## Aim of the task
Please convert the lines of the listing below into a JSON list of strings, with one string per line and no blank lines.

[Element boundary records]
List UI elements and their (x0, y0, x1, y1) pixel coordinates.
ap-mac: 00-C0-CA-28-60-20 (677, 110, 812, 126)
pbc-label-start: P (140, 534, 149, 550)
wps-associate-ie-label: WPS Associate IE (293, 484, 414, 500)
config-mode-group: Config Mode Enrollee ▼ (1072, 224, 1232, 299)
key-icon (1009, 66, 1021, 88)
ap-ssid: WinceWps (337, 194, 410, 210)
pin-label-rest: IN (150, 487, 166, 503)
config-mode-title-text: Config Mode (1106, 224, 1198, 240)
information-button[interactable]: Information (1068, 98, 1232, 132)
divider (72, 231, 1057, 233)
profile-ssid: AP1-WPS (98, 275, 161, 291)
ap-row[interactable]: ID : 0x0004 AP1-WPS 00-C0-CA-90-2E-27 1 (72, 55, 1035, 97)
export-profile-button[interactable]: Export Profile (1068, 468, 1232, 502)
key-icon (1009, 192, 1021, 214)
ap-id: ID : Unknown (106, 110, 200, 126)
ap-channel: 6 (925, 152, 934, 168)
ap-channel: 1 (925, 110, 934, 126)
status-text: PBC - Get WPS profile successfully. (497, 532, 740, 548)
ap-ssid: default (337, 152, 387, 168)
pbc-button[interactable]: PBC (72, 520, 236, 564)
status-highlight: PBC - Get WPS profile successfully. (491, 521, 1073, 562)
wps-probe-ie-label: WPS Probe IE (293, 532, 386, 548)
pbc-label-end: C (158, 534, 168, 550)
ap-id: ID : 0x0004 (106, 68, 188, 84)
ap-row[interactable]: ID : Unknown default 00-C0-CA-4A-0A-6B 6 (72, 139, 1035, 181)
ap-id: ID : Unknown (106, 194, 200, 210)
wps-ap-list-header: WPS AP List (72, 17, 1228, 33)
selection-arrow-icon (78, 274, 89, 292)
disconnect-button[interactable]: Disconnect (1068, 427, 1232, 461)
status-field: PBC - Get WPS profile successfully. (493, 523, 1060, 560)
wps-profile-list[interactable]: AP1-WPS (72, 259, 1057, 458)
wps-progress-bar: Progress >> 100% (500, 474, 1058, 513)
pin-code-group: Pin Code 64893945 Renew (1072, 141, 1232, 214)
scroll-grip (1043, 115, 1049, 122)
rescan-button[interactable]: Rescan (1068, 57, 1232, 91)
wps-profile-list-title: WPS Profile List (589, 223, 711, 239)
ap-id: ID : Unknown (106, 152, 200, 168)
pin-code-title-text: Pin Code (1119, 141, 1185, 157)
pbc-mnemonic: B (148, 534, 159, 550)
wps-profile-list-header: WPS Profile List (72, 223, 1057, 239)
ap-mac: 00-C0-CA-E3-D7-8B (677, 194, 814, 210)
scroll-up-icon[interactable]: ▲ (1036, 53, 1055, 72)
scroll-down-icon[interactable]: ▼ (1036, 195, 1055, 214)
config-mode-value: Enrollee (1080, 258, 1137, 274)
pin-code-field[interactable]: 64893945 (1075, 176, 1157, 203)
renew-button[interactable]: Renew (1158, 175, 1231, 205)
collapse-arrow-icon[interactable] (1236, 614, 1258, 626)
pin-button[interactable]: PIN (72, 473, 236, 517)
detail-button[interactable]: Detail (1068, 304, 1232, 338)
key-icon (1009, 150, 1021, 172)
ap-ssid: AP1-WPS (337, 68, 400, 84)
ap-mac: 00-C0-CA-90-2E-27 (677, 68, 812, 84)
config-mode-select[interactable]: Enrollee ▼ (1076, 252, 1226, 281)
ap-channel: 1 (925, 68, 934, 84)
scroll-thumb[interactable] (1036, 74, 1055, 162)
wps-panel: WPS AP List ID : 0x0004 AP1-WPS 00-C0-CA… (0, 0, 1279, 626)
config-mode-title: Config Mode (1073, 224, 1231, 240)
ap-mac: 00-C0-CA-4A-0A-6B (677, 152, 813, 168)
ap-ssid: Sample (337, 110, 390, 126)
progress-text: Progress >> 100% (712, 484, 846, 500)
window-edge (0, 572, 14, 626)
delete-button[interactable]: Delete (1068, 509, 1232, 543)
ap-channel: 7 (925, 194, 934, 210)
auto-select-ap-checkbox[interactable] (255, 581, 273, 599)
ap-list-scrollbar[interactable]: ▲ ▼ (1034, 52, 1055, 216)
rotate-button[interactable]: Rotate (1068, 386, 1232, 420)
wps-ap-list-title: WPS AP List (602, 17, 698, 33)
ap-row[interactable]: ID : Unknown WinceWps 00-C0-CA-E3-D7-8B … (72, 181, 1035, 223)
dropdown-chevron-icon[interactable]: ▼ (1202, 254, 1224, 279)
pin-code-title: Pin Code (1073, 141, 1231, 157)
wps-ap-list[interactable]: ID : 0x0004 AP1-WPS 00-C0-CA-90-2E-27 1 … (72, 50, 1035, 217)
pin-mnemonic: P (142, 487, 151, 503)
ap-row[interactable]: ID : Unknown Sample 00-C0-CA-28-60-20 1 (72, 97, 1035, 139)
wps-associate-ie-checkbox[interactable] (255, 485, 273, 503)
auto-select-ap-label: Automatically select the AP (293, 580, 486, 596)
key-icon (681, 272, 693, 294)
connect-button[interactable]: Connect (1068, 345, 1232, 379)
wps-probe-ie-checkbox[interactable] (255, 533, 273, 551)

## Exercise result
[
  "List UI elements and their (x0, y0, x1, y1) pixel coordinates.",
  "ap-mac: 00-C0-CA-28-60-20 (677, 110, 812, 126)",
  "pbc-label-start: P (140, 534, 149, 550)",
  "wps-associate-ie-label: WPS Associate IE (293, 484, 414, 500)",
  "config-mode-group: Config Mode Enrollee ▼ (1072, 224, 1232, 299)",
  "key-icon (1009, 66, 1021, 88)",
  "ap-ssid: WinceWps (337, 194, 410, 210)",
  "pin-label-rest: IN (150, 487, 166, 503)",
  "config-mode-title-text: Config Mode (1106, 224, 1198, 240)",
  "information-button[interactable]: Information (1068, 98, 1232, 132)",
  "divider (72, 231, 1057, 233)",
  "profile-ssid: AP1-WPS (98, 275, 161, 291)",
  "ap-row[interactable]: ID : 0x0004 AP1-WPS 00-C0-CA-90-2E-27 1 (72, 55, 1035, 97)",
  "export-profile-button[interactable]: Export Profile (1068, 468, 1232, 502)",
  "key-icon (1009, 192, 1021, 214)",
  "ap-id: ID : Unknown (106, 110, 200, 126)",
  "ap-channel: 6 (925, 152, 934, 168)",
  "ap-channel: 1 (925, 110, 934, 126)",
  "status-text: PBC - Get WPS profile successfully. (497, 532, 740, 548)",
  "ap-ssid: default (337, 152, 387, 168)",
  "pbc-button[interactable]: PBC (72, 520, 236, 564)",
  "status-highlight: PBC - Get WPS profile successfully. (491, 521, 1073, 562)",
  "wps-probe-ie-label: WPS Probe IE (293, 532, 386, 548)",
  "pbc-label-end: C (158, 534, 168, 550)",
  "ap-id: ID : 0x0004 (106, 68, 188, 84)",
  "ap-row[interactable]: ID : Unknown default 00-C0-CA-4A-0A-6B 6 (72, 139, 1035, 181)",
  "ap-id: ID : Unknown (106, 194, 200, 210)",
  "wps-ap-list-header: WPS AP List (72, 17, 1228, 33)",
  "selection-arrow-icon (78, 274, 89, 292)",
  "disconnect-button[interactable]: Disconnect (1068, 427, 1232, 461)",
  "status-field: PBC - Get WPS profile successfully. (493, 523, 1060, 560)",
  "wps-profile-list[interactable]: AP1-WPS (72, 259, 1057, 458)",
  "wps-progress-bar: Progress >> 100% (500, 474, 1058, 513)",
  "pin-code-group: Pin Code 64893945 Renew (1072, 141, 1232, 214)",
  "scroll-grip (1043, 115, 1049, 122)",
  "rescan-button[interactable]: Rescan (1068, 57, 1232, 91)",
  "wps-profile-list-title: WPS Profile List (589, 223, 711, 239)",
  "ap-id: ID : Unknown (106, 152, 200, 168)",
  "pin-code-title-text: Pin Code (1119, 141, 1185, 157)",
  "pbc-mnemonic: B (148, 534, 159, 550)",
  "wps-profile-list-header: WPS Profile List (72, 223, 1057, 239)",
  "ap-mac: 00-C0-CA-E3-D7-8B (677, 194, 814, 210)",
  "scroll-up-icon[interactable]: ▲ (1036, 53, 1055, 72)",
  "scroll-down-icon[interactable]: ▼ (1036, 195, 1055, 214)",
  "config-mode-value: Enrollee (1080, 258, 1137, 274)",
  "pin-code-field[interactable]: 64893945 (1075, 176, 1157, 203)",
  "renew-button[interactable]: Renew (1158, 175, 1231, 205)",
  "collapse-arrow-icon[interactable] (1236, 614, 1258, 626)",
  "pin-button[interactable]: PIN (72, 473, 236, 517)",
  "detail-button[interactable]: Detail (1068, 304, 1232, 338)",
  "key-icon (1009, 150, 1021, 172)",
  "ap-ssid: AP1-WPS (337, 68, 400, 84)",
  "ap-mac: 00-C0-CA-90-2E-27 (677, 68, 812, 84)",
  "config-mode-select[interactable]: Enrollee ▼ (1076, 252, 1226, 281)",
  "ap-channel: 1 (925, 68, 934, 84)",
  "scroll-thumb[interactable] (1036, 74, 1055, 162)",
  "wps-panel: WPS AP List ID : 0x0004 AP1-WPS 00-C0-CA… (0, 0, 1279, 626)",
  "config-mode-title: Config Mode (1073, 224, 1231, 240)",
  "ap-mac: 00-C0-CA-4A-0A-6B (677, 152, 813, 168)",
  "ap-ssid: Sample (337, 110, 390, 126)",
  "progress-text: Progress >> 100% (712, 484, 846, 500)",
  "window-edge (0, 572, 14, 626)",
  "delete-button[interactable]: Delete (1068, 509, 1232, 543)",
  "ap-channel: 7 (925, 194, 934, 210)",
  "auto-select-ap-checkbox[interactable] (255, 581, 273, 599)",
  "ap-list-scrollbar[interactable]: ▲ ▼ (1034, 52, 1055, 216)",
  "rotate-button[interactable]: Rotate (1068, 386, 1232, 420)",
  "wps-ap-list-title: WPS AP List (602, 17, 698, 33)",
  "ap-row[interactable]: ID : Unknown WinceWps 00-C0-CA-E3-D7-8B … (72, 181, 1035, 223)",
  "dropdown-chevron-icon[interactable]: ▼ (1202, 254, 1224, 279)",
  "pin-code-title: Pin Code (1073, 141, 1231, 157)",
  "wps-ap-list[interactable]: ID : 0x0004 AP1-WPS 00-C0-CA-90-2E-27 1 … (72, 50, 1035, 217)",
  "pin-mnemonic: P (142, 487, 151, 503)",
  "ap-row[interactable]: ID : Unknown Sample 00-C0-CA-28-60-20 1 (72, 97, 1035, 139)",
  "wps-associate-ie-checkbox[interactable] (255, 485, 273, 503)",
  "auto-select-ap-label: Automatically select the AP (293, 580, 486, 596)",
  "key-icon (681, 272, 693, 294)",
  "connect-button[interactable]: Connect (1068, 345, 1232, 379)",
  "wps-probe-ie-checkbox[interactable] (255, 533, 273, 551)"
]